Direction –
Transcribe every line of the listing below without any deviation.

Record list –
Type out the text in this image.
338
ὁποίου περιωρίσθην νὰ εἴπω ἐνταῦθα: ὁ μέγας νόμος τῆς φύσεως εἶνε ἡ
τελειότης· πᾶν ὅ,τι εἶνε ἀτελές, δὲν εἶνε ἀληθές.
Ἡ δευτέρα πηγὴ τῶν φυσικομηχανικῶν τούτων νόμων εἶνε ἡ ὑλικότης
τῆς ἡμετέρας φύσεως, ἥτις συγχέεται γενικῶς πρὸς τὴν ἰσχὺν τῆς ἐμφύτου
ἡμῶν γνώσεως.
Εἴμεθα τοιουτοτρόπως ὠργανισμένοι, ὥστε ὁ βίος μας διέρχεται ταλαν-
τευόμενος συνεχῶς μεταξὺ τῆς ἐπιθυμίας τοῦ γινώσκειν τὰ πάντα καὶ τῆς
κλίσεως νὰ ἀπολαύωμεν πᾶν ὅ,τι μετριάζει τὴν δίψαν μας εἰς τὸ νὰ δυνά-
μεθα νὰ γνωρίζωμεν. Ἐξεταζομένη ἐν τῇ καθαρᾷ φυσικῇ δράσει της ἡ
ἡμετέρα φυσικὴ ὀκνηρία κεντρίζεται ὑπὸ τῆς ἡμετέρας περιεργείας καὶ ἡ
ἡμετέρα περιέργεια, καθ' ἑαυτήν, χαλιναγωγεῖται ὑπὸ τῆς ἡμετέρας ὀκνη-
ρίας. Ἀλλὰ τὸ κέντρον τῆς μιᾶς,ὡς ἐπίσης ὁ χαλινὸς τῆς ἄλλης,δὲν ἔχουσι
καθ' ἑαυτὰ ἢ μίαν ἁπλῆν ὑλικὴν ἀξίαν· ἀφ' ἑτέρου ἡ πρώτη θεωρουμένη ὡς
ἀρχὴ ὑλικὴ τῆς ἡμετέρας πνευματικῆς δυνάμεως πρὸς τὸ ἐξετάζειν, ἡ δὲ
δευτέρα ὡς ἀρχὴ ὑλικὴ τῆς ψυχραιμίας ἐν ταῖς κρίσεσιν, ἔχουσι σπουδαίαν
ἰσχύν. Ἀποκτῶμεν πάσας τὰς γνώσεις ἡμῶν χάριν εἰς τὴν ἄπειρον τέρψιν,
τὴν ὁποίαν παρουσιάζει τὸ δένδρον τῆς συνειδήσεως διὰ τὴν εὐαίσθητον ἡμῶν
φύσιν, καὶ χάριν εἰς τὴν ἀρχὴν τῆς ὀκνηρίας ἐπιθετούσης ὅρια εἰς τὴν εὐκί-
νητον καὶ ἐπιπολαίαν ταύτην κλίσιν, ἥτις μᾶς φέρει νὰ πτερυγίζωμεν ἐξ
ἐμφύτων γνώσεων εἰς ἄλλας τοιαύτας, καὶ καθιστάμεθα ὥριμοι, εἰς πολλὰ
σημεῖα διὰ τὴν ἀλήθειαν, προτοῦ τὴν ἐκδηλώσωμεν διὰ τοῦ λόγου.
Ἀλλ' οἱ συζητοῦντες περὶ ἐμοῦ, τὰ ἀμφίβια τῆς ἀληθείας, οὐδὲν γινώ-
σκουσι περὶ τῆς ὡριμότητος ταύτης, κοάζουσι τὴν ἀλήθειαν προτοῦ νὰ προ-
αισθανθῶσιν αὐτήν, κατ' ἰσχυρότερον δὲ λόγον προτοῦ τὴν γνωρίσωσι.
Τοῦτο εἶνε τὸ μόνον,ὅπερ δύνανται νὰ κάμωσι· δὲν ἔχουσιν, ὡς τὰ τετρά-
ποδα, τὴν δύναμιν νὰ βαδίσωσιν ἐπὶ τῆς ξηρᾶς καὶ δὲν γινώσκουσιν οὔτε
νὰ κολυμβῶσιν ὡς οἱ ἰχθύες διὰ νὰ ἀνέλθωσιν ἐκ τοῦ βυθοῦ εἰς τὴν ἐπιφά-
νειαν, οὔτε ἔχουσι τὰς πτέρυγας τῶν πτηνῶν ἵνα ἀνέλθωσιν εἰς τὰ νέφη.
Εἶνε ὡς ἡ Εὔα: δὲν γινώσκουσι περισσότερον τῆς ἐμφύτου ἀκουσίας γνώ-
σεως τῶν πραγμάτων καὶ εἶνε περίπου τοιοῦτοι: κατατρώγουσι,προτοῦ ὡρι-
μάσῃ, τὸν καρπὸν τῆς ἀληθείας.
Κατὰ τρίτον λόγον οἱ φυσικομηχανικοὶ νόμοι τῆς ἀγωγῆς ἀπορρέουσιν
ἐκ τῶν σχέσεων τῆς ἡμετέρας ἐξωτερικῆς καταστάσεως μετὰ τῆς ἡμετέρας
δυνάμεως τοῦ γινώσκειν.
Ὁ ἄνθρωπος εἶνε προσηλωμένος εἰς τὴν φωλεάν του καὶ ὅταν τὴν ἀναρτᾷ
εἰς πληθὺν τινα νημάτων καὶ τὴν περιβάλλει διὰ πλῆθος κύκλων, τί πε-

Solution to this task –
Type out the text in this image.
338
ὁποίου περιωρίσθην νὰ εἴπω ἐνταῦθα: ὁ μέγας νόμος τῆς φύσεως εἶνε ἡ
τελειότης· πᾶν ὅ,τι εἶνε ἀτελές, δὲν εἶνε ἀληθές.
Ἡ δευτέρα πηγὴ τῶν φυσικομηχανικῶν τούτων νόμων εἶνε ἡ ὑλικότης
τῆς ἡμετέρας φύσεως, ἥτις συγχέεται γενικῶς πρὸς τὴν ἰσχὺν τῆς ἐμφύτου
ἡμῶν γνώσεως.
Εἴμεθα τοιουτοτρόπως ὠργανισμένοι, ὥστε ὁ βίος μας διέρχεται ταλαν-
τευόμενος συνεχῶς μεταξὺ τῆς ἐπιθυμίας τοῦ γινώσκειν τὰ πάντα καὶ τῆς
κλίσεως νὰ ἀπολαύωμεν πᾶν ὅ,τι μετριάζει τὴν δίψαν μας εἰς τὸ νὰ δυνά-
μεθα νὰ γνωρίζωμεν. Ἐξεταζομένη ἐν τῇ καθαρᾷ φυσικῇ δράσει της ἡ
ἡμετέρα φυσικὴ ὀκνηρία κεντρίζεται ὑπὸ τῆς ἡμετέρας περιεργείας καὶ ἡ
ἡμετέρα περιέργεια, καθ' ἑαυτήν, χαλιναγωγεῖται ὑπὸ τῆς ἡμετέρας ὀκνη-
ρίας. Ἀλλὰ τὸ κέντρον τῆς μιᾶς,ὡς ἐπίσης ὁ χαλινὸς τῆς ἄλλης,δὲν ἔχουσι
καθ' ἑαυτὰ ἢ μίαν ἁπλῆν ὑλικὴν ἀξίαν· ἀφ' ἑτέρου ἡ πρώτη θεωρουμένη ὡς
ἀρχὴ ὑλικὴ τῆς ἡμετέρας πνευματικῆς δυνάμεως πρὸς τὸ ἐξετάζειν, ἡ δὲ
δευτέρα ὡς ἀρχὴ ὑλικὴ τῆς ψυχραιμίας ἐν ταῖς κρίσεσιν, ἔχουσι σπουδαίαν
ἰσχύν. Ἀποκτῶμεν πάσας τὰς γνώσεις ἡμῶν χάριν εἰς τὴν ἄπειρον τέρψιν,
τὴν ὁποίαν παρουσιάζει τὸ δένδρον τῆς συνειδήσεως διὰ τὴν εὐαίσθητον ἡμῶν
φύσιν, καὶ χάριν εἰς τὴν ἀρχὴν τῆς ὀκνηρίας ἐπιθετούσης ὅρια εἰς τὴν εὐκί-
νητον καὶ ἐπιπολαίαν ταύτην κλίσιν, ἥτις μᾶς φέρει νὰ πτερυγίζωμεν ἐξ
ἐμφύτων γνώσεων εἰς ἄλλας τοιαύτας, καὶ καθιστάμεθα ὥριμοι, εἰς πολλὰ
σημεῖα διὰ τὴν ἀλήθειαν, προτοῦ τὴν ἐκδηλώσωμεν διὰ τοῦ λόγου.
Ἀλλ' οἱ συζητοῦντες περὶ ἐμοῦ, τὰ ἀμφίβια τῆς ἀληθείας, οὐδὲν γινώ-
σκουσι περὶ τῆς ὡριμότητος ταύτης, κοάζουσι τὴν ἀλήθειαν προτοῦ νὰ προ-
αισθανθῶσιν αὐτήν, κατ' ἰσχυρότερον δὲ λόγον προτοῦ τὴν γνωρίσωσι.
Τοῦτο εἶνε τὸ μόνον,ὅπερ δύνανται νὰ κάμωσι· δὲν ἔχουσιν, ὡς τὰ τετρά-
ποδα, τὴν δύναμιν νὰ βαδίσωσιν ἐπὶ τῆς ξηρᾶς καὶ δὲν γινώσκουσιν οὔτε
νὰ κολυμβῶσιν ὡς οἱ ἰχθύες διὰ νὰ ἀνέλθωσιν ἐκ τοῦ βυθοῦ εἰς τὴν ἐπιφά-
νειαν, οὔτε ἔχουσι τὰς πτέρυγας τῶν πτηνῶν ἵνα ἀνέλθωσιν εἰς τὰ νέφη.
Εἶνε ὡς ἡ Εὔα: δὲν γινώσκουσι περισσότερον τῆς ἐμφύτου ἀκουσίας γνώ-
σεως τῶν πραγμάτων καὶ εἶνε περίπου τοιοῦτοι: κατατρώγουσι,προτοῦ ὡρι-
μάσῃ, τὸν καρπὸν τῆς ἀληθείας.
Κατὰ τρίτον λόγον οἱ φυσικομηχανικοὶ νόμοι τῆς ἀγωγῆς ἀπορρέουσιν
ἐκ τῶν σχέσεων τῆς ἡμετέρας ἐξωτερικῆς καταστάσεως μετὰ τῆς ἡμετέρας
δυνάμεως τοῦ γινώσκειν.
Ὁ ἄνθρωπος εἶνε προσηλωμένος εἰς τὴν φωλεάν του καὶ ὅταν τὴν ἀναρτᾷ
εἰς πληθὺν τινα νημάτων καὶ τὴν περιβάλλει διὰ πλῆθος κύκλων, τί πε-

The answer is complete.